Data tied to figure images
★ ★ ★ ★ ★ ★ ★
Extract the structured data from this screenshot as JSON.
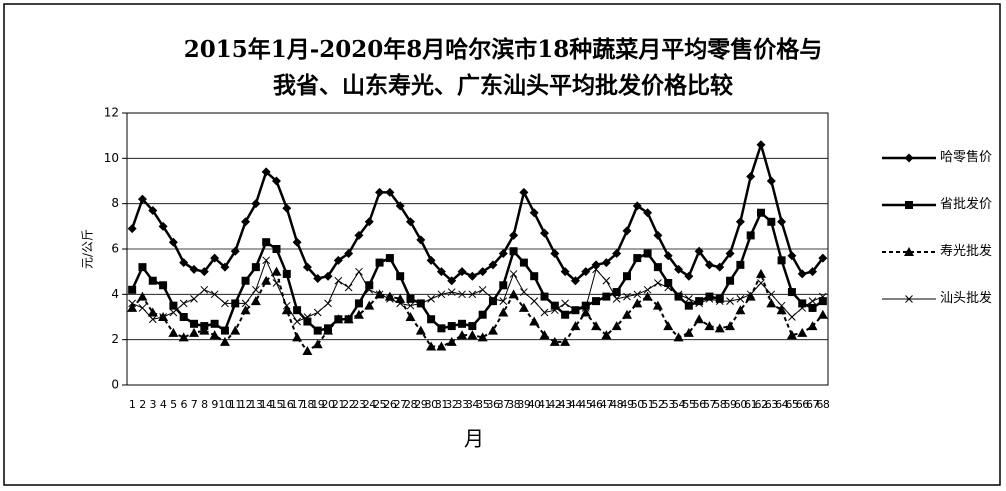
{
  "chart_data": {
    "type": "line",
    "title": [
      "2015年1月-2020年8月哈尔滨市18种蔬菜月平均零售价格与",
      "我省、山东寿光、广东汕头平均批发价格比较"
    ],
    "x_label": "月",
    "y_label": "元/公斤",
    "categories": [
      "1",
      "2",
      "3",
      "4",
      "5",
      "6",
      "7",
      "8",
      "9",
      "10",
      "11",
      "12",
      "13",
      "14",
      "15",
      "16",
      "17",
      "18",
      "19",
      "20",
      "21",
      "22",
      "23",
      "24",
      "25",
      "26",
      "27",
      "28",
      "29",
      "30",
      "31",
      "32",
      "33",
      "34",
      "35",
      "36",
      "37",
      "38",
      "39",
      "40",
      "41",
      "42",
      "43",
      "44",
      "45",
      "46",
      "47",
      "48",
      "49",
      "50",
      "51",
      "52",
      "53",
      "54",
      "55",
      "56",
      "57",
      "58",
      "59",
      "60",
      "61",
      "62",
      "63",
      "64",
      "65",
      "66",
      "67",
      "68"
    ],
    "ylim": [
      0,
      12
    ],
    "yticks": [
      0,
      2,
      4,
      6,
      8,
      10,
      12
    ],
    "grid": true,
    "series": [
      {
        "name": "哈零售价",
        "color": "#000000",
        "marker": "diamond",
        "dash": "solid",
        "width": 2.5,
        "values": [
          6.9,
          8.2,
          7.7,
          7.0,
          6.3,
          5.4,
          5.1,
          5.0,
          5.6,
          5.2,
          5.9,
          7.2,
          8.0,
          9.4,
          9.0,
          7.8,
          6.3,
          5.2,
          4.7,
          4.8,
          5.5,
          5.8,
          6.6,
          7.2,
          8.5,
          8.5,
          7.9,
          7.2,
          6.4,
          5.5,
          5.0,
          4.6,
          5.0,
          4.8,
          5.0,
          5.3,
          5.8,
          6.6,
          8.5,
          7.6,
          6.7,
          5.8,
          5.0,
          4.6,
          5.0,
          5.3,
          5.4,
          5.8,
          6.8,
          7.9,
          7.6,
          6.6,
          5.7,
          5.1,
          4.8,
          5.9,
          5.3,
          5.2,
          5.8,
          7.2,
          9.2,
          10.6,
          9.0,
          7.2,
          5.7,
          4.9,
          5.0,
          5.6
        ]
      },
      {
        "name": "省批发价",
        "color": "#000000",
        "marker": "square",
        "dash": "solid",
        "width": 2.5,
        "values": [
          4.2,
          5.2,
          4.6,
          4.4,
          3.5,
          3.0,
          2.7,
          2.6,
          2.7,
          2.4,
          3.6,
          4.6,
          5.2,
          6.3,
          6.0,
          4.9,
          3.3,
          2.8,
          2.4,
          2.5,
          2.9,
          2.9,
          3.6,
          4.4,
          5.4,
          5.6,
          4.8,
          3.8,
          3.6,
          2.9,
          2.5,
          2.6,
          2.7,
          2.6,
          3.1,
          3.7,
          4.4,
          5.9,
          5.4,
          4.8,
          3.9,
          3.5,
          3.1,
          3.3,
          3.5,
          3.7,
          3.9,
          4.1,
          4.8,
          5.6,
          5.8,
          5.2,
          4.5,
          3.9,
          3.5,
          3.7,
          3.9,
          3.8,
          4.6,
          5.3,
          6.6,
          7.6,
          7.2,
          5.5,
          4.1,
          3.6,
          3.4,
          3.7
        ]
      },
      {
        "name": "寿光批发",
        "color": "#000000",
        "marker": "triangle",
        "dash": "dashed",
        "width": 2,
        "values": [
          3.4,
          3.9,
          3.2,
          3.0,
          2.3,
          2.1,
          2.3,
          2.4,
          2.2,
          1.9,
          2.4,
          3.3,
          3.7,
          4.6,
          5.0,
          3.3,
          2.1,
          1.5,
          1.8,
          2.4,
          2.9,
          2.9,
          3.1,
          3.5,
          4.0,
          3.9,
          3.8,
          3.0,
          2.4,
          1.7,
          1.7,
          1.9,
          2.2,
          2.2,
          2.1,
          2.4,
          3.2,
          4.0,
          3.4,
          2.8,
          2.2,
          1.9,
          1.9,
          2.6,
          3.2,
          2.6,
          2.2,
          2.6,
          3.1,
          3.6,
          3.9,
          3.5,
          2.6,
          2.1,
          2.3,
          2.9,
          2.6,
          2.5,
          2.6,
          3.3,
          3.9,
          4.9,
          3.6,
          3.3,
          2.2,
          2.3,
          2.6,
          3.1
        ]
      },
      {
        "name": "汕头批发",
        "color": "#000000",
        "marker": "x",
        "dash": "solid",
        "width": 1,
        "values": [
          3.6,
          3.4,
          2.9,
          3.0,
          3.2,
          3.6,
          3.8,
          4.2,
          4.0,
          3.6,
          3.6,
          3.6,
          4.2,
          5.5,
          4.5,
          3.5,
          2.8,
          3.0,
          3.2,
          3.6,
          4.6,
          4.3,
          5.0,
          4.2,
          4.0,
          3.8,
          3.6,
          3.5,
          3.6,
          3.8,
          4.0,
          4.1,
          4.0,
          4.0,
          4.2,
          3.8,
          3.7,
          4.9,
          4.1,
          3.7,
          3.2,
          3.3,
          3.6,
          3.3,
          3.4,
          5.1,
          4.6,
          3.8,
          3.9,
          4.0,
          4.2,
          4.5,
          4.3,
          4.0,
          3.8,
          3.6,
          3.8,
          3.7,
          3.7,
          3.8,
          4.0,
          4.5,
          4.0,
          3.5,
          3.0,
          3.4,
          3.7,
          3.9
        ]
      }
    ]
  }
}
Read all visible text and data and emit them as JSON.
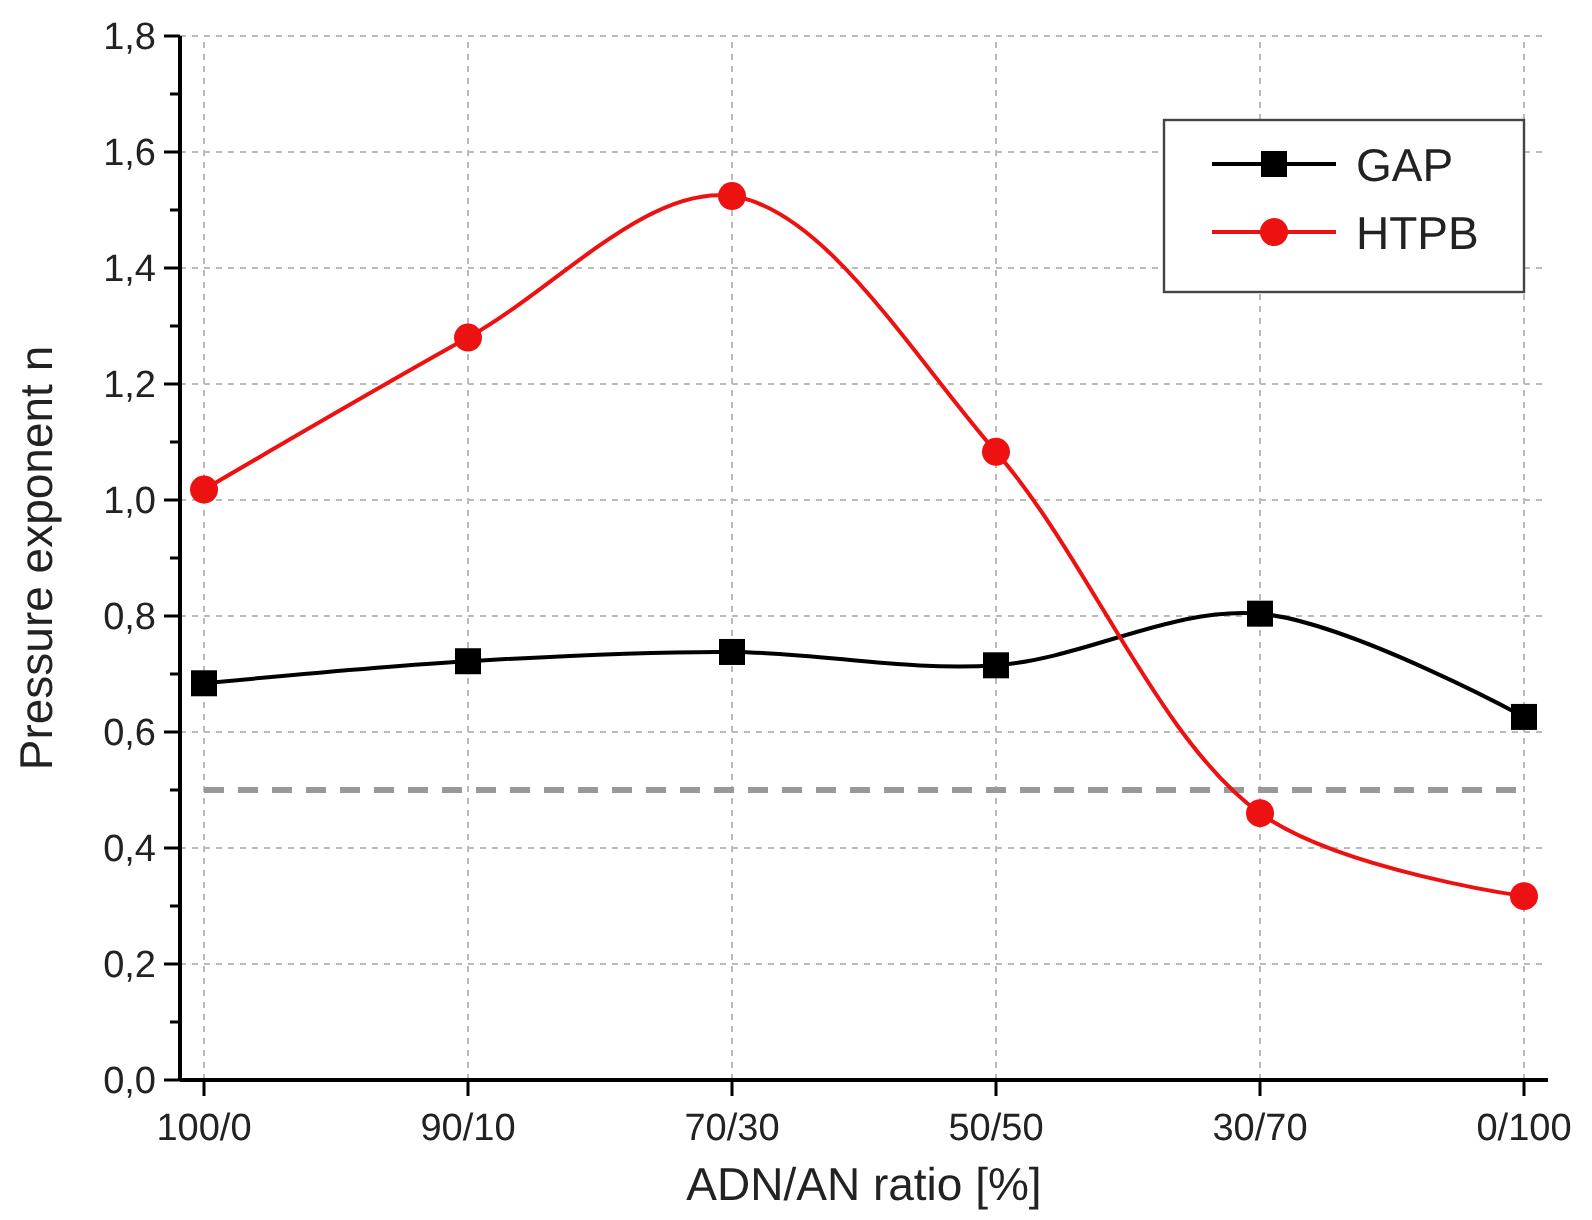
{
  "chart_data": {
    "type": "line",
    "xlabel": "ADN/AN ratio [%]",
    "ylabel": "Pressure exponent n",
    "categories": [
      "100/0",
      "90/10",
      "70/30",
      "50/50",
      "30/70",
      "0/100"
    ],
    "series": [
      {
        "name": "GAP",
        "color": "#000000",
        "marker": "square",
        "values": [
          0.684,
          0.722,
          0.738,
          0.715,
          0.804,
          0.626
        ]
      },
      {
        "name": "HTPB",
        "color": "#ee1111",
        "marker": "circle",
        "values": [
          1.018,
          1.28,
          1.524,
          1.083,
          0.46,
          0.317
        ]
      }
    ],
    "ylim": [
      0,
      1.8
    ],
    "yticks": [
      {
        "value": 0,
        "label": "0,0"
      },
      {
        "value": 0.1,
        "label": null
      },
      {
        "value": 0.2,
        "label": "0,2"
      },
      {
        "value": 0.3,
        "label": null
      },
      {
        "value": 0.4,
        "label": "0,4"
      },
      {
        "value": 0.5,
        "label": null
      },
      {
        "value": 0.6,
        "label": "0,6"
      },
      {
        "value": 0.7,
        "label": null
      },
      {
        "value": 0.8,
        "label": "0,8"
      },
      {
        "value": 0.9,
        "label": null
      },
      {
        "value": 1.0,
        "label": "1,0"
      },
      {
        "value": 1.1,
        "label": null
      },
      {
        "value": 1.2,
        "label": "1,2"
      },
      {
        "value": 1.3,
        "label": null
      },
      {
        "value": 1.4,
        "label": "1,4"
      },
      {
        "value": 1.5,
        "label": null
      },
      {
        "value": 1.6,
        "label": "1,6"
      },
      {
        "value": 1.7,
        "label": null
      },
      {
        "value": 1.8,
        "label": "1,8"
      }
    ],
    "ref_lines": [
      {
        "axis": "y",
        "value": 0.5,
        "color": "#999999",
        "line_style": "dashed"
      }
    ],
    "grid": true,
    "legend": "top right",
    "line_style": "solid"
  }
}
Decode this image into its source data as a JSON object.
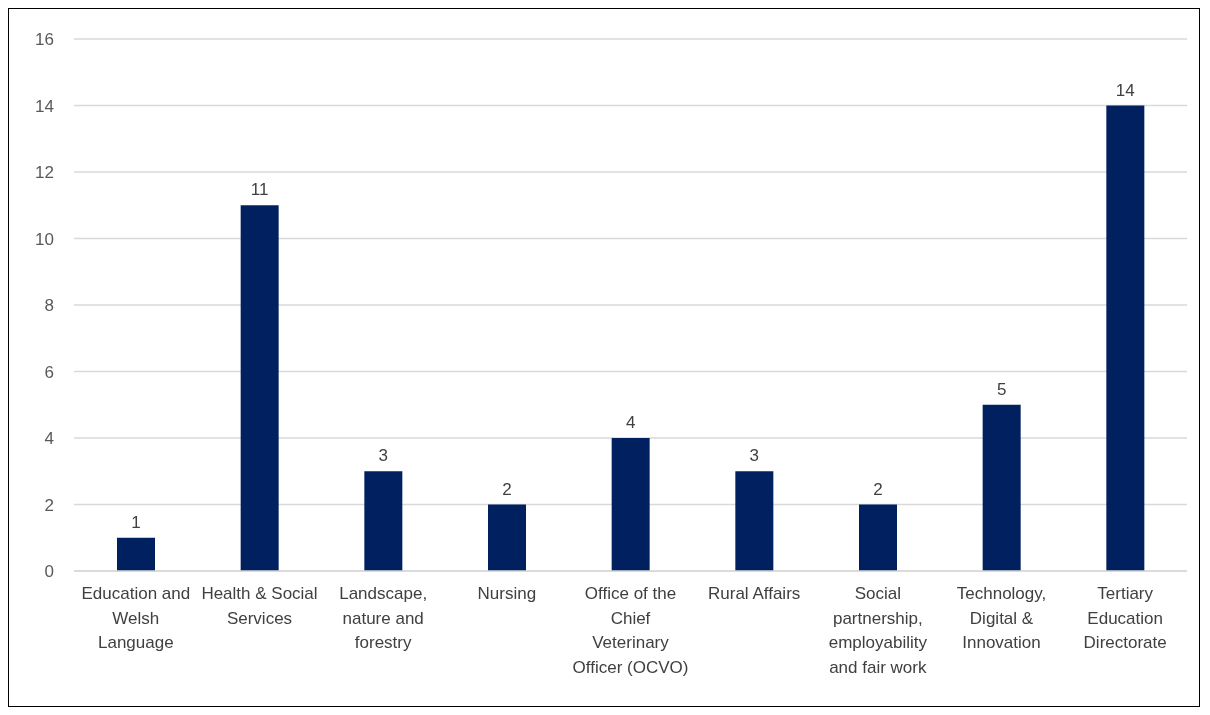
{
  "chart_data": {
    "type": "bar",
    "categories": [
      "Education and Welsh Language",
      "Health & Social Services",
      "Landscape, nature and forestry",
      "Nursing",
      "Office of the Chief Veterinary Officer (OCVO)",
      "Rural Affairs",
      "Social partnership, employability and fair work",
      "Technology, Digital & Innovation",
      "Tertiary Education Directorate"
    ],
    "values": [
      1,
      11,
      3,
      2,
      4,
      3,
      2,
      5,
      14
    ],
    "color": "#002060",
    "ylim": [
      0,
      16
    ],
    "yticks": [
      0,
      2,
      4,
      6,
      8,
      10,
      12,
      14,
      16
    ],
    "grid": "y",
    "data_labels": true,
    "legend": false
  }
}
★ ★ ★ ★ ★ ★ ★
■ Problem to work on:
Return every line from the records above that holds the word "Education".

■ Task output:
      "Education and Welsh Language",
      "Tertiary Education Directorate"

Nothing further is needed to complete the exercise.